▸ **DATA PROVIDED**:
##############################
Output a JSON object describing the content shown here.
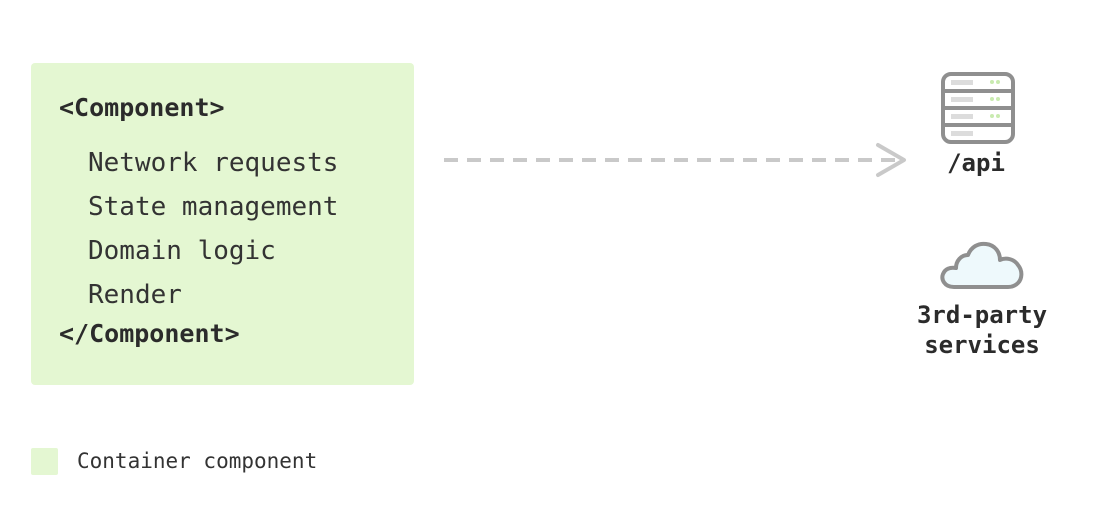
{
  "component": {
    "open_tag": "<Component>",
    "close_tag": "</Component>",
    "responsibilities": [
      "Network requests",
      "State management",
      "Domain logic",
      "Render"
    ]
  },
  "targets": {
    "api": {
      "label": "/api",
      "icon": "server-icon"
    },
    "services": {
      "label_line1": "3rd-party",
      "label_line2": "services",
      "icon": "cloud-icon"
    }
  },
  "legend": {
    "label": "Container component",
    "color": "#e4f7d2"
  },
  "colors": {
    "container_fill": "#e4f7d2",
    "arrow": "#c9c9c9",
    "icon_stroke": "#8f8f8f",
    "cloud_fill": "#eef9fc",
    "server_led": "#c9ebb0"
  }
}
##############################
▸ **OBJECTIVE**:
Copy each line above precisely, dropping the pictures.

▸ **SOLUTION TO THIS PROBLEM**:
Output a JSON object describing the content shown here.
{
  "component": {
    "open_tag": "<Component>",
    "close_tag": "</Component>",
    "responsibilities": [
      "Network requests",
      "State management",
      "Domain logic",
      "Render"
    ]
  },
  "targets": {
    "api": {
      "label": "/api",
      "icon": "server-icon"
    },
    "services": {
      "label_line1": "3rd-party",
      "label_line2": "services",
      "icon": "cloud-icon"
    }
  },
  "legend": {
    "label": "Container component",
    "color": "#e4f7d2"
  },
  "colors": {
    "container_fill": "#e4f7d2",
    "arrow": "#c9c9c9",
    "icon_stroke": "#8f8f8f",
    "cloud_fill": "#eef9fc",
    "server_led": "#c9ebb0"
  }
}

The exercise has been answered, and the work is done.